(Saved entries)
.....

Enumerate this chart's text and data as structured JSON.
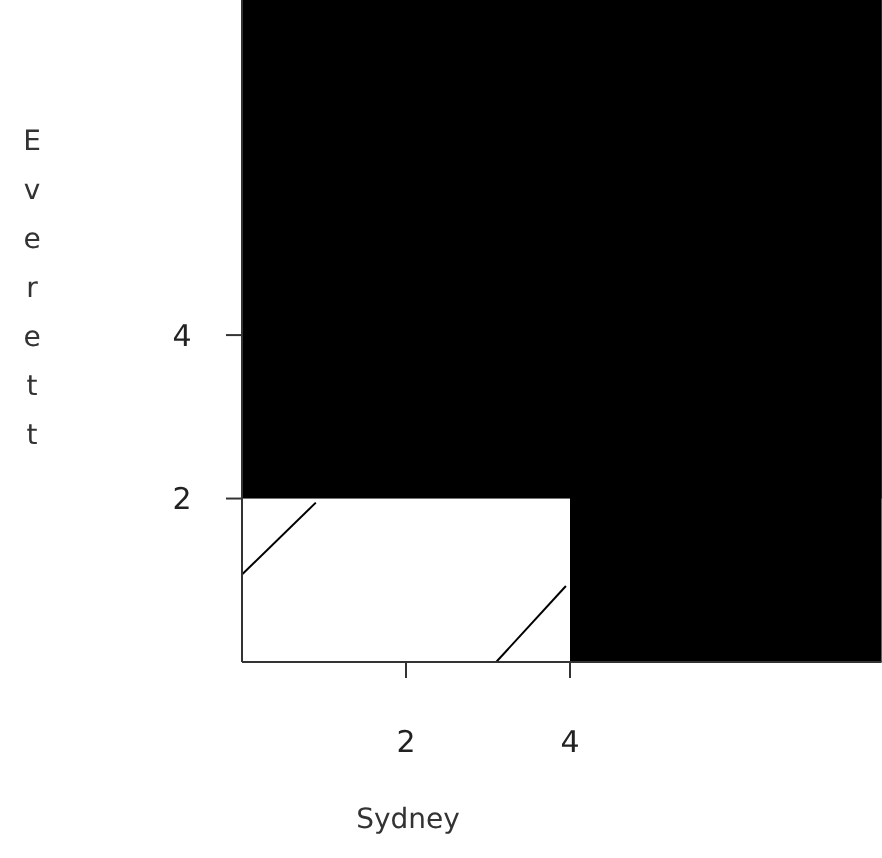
{
  "chart_data": {
    "type": "line",
    "xlabel": "Sydney",
    "ylabel": "Everett",
    "xlim": [
      0,
      7.8
    ],
    "ylim": [
      0,
      8.1
    ],
    "xticks": [
      2,
      4
    ],
    "yticks": [
      2,
      4
    ],
    "grid": false,
    "series": [
      {
        "color": "#000000",
        "x": [
          0,
          0.9
        ],
        "values": [
          1.07,
          1.95
        ]
      },
      {
        "color": "#000000",
        "x": [
          3.1,
          3.95
        ],
        "values": [
          0,
          0.93
        ]
      }
    ],
    "bands": [
      {
        "axis": "y",
        "from": 2,
        "to": 8.1,
        "color": "#000000"
      },
      {
        "axis": "x",
        "from": 4,
        "to": 7.8,
        "color": "#000000"
      }
    ]
  }
}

.....

[SET PROBLEM]:
The records above should be reproduced exactly, with no pictures included.

[WORKED SOLUTION]:
Enumerate this chart's text and data as structured JSON.
{
  "chart_data": {
    "type": "line",
    "xlabel": "Sydney",
    "ylabel": "Everett",
    "xlim": [
      0,
      7.8
    ],
    "ylim": [
      0,
      8.1
    ],
    "xticks": [
      2,
      4
    ],
    "yticks": [
      2,
      4
    ],
    "grid": false,
    "series": [
      {
        "color": "#000000",
        "x": [
          0,
          0.9
        ],
        "values": [
          1.07,
          1.95
        ]
      },
      {
        "color": "#000000",
        "x": [
          3.1,
          3.95
        ],
        "values": [
          0,
          0.93
        ]
      }
    ],
    "bands": [
      {
        "axis": "y",
        "from": 2,
        "to": 8.1,
        "color": "#000000"
      },
      {
        "axis": "x",
        "from": 4,
        "to": 7.8,
        "color": "#000000"
      }
    ]
  }
}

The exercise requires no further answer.